### STATED TASK
Bring together all lines of the material below that contain the string "this".

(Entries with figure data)
%%
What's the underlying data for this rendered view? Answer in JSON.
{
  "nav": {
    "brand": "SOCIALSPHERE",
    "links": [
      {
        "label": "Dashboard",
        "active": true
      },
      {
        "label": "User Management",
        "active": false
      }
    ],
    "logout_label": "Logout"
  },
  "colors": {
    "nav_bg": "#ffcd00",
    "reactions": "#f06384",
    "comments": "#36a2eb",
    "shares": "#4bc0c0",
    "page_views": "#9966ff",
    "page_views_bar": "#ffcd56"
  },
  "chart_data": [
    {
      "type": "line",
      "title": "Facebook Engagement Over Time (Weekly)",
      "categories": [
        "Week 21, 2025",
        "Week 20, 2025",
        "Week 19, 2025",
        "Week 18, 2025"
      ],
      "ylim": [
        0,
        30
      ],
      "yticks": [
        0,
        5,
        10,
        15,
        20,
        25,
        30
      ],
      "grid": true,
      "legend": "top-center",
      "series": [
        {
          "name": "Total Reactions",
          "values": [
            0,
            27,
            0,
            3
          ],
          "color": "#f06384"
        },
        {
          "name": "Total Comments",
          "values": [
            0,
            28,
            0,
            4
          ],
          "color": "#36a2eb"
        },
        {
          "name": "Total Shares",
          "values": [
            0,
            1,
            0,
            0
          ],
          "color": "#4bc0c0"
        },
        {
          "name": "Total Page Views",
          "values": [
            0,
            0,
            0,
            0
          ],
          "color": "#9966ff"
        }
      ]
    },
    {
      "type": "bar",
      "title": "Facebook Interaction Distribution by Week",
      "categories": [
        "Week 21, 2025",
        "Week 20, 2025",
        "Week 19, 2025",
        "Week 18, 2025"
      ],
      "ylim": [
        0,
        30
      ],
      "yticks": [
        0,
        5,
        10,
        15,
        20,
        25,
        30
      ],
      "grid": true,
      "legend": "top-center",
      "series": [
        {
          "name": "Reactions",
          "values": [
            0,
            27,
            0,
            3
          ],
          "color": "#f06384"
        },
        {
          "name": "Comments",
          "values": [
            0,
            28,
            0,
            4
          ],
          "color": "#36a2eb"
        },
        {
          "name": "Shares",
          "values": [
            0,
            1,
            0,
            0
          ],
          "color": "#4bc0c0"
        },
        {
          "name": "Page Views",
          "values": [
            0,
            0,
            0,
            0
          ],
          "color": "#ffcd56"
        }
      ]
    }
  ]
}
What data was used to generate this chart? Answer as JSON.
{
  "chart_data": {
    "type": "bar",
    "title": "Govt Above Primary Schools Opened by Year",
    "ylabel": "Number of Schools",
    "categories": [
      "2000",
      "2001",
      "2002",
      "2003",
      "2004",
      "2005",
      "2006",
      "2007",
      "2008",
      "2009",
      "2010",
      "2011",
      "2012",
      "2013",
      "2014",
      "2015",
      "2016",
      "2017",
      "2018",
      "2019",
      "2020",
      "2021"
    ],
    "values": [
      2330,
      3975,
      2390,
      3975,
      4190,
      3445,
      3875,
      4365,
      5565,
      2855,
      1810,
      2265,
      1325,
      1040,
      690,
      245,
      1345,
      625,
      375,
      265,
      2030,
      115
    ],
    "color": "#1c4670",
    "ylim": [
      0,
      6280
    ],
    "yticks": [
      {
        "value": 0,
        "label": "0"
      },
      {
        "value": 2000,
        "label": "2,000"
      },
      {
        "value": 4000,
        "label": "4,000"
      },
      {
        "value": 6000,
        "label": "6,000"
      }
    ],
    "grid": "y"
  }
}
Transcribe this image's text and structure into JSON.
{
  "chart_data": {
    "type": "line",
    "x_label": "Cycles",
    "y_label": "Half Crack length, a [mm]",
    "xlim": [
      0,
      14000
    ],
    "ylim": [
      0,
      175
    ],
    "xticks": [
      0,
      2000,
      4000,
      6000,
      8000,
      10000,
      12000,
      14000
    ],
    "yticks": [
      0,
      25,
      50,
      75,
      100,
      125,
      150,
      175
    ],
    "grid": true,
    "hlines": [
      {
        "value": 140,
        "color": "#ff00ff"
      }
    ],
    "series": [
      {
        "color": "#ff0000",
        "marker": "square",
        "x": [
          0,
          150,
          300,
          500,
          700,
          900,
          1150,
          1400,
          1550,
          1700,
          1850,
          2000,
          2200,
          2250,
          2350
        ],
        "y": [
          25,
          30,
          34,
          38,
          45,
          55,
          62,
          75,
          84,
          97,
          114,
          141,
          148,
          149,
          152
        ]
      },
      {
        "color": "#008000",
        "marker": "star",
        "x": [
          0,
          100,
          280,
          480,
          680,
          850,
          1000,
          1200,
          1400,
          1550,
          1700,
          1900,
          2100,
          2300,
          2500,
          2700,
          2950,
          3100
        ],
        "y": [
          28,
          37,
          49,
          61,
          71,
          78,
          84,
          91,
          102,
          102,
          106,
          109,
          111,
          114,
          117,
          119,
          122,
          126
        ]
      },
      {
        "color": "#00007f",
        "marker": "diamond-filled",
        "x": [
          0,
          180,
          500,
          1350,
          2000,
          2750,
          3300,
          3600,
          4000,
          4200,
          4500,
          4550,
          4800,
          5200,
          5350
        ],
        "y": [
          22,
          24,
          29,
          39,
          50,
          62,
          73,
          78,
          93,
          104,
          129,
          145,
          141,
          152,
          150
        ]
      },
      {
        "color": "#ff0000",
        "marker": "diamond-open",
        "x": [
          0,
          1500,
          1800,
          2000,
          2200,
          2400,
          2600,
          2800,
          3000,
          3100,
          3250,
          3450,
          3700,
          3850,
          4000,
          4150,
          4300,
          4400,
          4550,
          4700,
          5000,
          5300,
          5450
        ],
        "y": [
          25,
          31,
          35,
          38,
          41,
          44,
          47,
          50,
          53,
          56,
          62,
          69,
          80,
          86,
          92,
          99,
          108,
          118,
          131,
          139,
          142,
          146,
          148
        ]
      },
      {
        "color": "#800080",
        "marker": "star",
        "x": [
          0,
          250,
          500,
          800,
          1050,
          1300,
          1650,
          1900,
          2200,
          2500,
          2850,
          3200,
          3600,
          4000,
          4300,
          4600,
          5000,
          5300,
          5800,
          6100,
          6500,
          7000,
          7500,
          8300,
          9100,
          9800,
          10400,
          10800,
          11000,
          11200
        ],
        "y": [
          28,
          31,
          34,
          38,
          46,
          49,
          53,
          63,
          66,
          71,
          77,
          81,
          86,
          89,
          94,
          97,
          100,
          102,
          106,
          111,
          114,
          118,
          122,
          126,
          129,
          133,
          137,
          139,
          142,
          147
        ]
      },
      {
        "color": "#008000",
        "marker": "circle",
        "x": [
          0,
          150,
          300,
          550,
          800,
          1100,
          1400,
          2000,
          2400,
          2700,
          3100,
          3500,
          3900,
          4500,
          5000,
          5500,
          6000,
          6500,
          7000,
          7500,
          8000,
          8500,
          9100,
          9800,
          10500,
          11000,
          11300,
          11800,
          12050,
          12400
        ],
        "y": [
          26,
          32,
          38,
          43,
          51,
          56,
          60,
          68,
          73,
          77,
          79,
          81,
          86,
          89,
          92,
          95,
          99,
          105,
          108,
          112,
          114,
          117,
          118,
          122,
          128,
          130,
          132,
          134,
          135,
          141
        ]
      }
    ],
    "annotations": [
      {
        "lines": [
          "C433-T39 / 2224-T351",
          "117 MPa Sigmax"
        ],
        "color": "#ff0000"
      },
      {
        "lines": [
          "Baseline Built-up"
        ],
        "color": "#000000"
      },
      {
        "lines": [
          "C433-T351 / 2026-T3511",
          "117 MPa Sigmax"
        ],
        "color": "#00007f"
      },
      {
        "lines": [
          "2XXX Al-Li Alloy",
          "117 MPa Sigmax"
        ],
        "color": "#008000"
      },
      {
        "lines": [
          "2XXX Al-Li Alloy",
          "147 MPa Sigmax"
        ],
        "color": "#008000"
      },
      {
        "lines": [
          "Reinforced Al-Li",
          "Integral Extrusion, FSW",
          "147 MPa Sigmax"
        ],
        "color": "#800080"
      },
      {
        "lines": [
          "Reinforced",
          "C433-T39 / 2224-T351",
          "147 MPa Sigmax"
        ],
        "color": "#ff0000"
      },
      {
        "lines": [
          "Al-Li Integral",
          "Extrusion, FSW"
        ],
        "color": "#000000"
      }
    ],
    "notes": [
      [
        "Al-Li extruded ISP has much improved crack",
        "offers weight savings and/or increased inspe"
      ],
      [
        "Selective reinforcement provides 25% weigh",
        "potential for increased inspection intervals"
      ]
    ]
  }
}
%%
### EXERCISE ANSWER
What's the underlying data for this rendered view? Answer in JSON.
What data was used to generate this chart? Answer as JSON.
Transcribe this image's text and structure into JSON.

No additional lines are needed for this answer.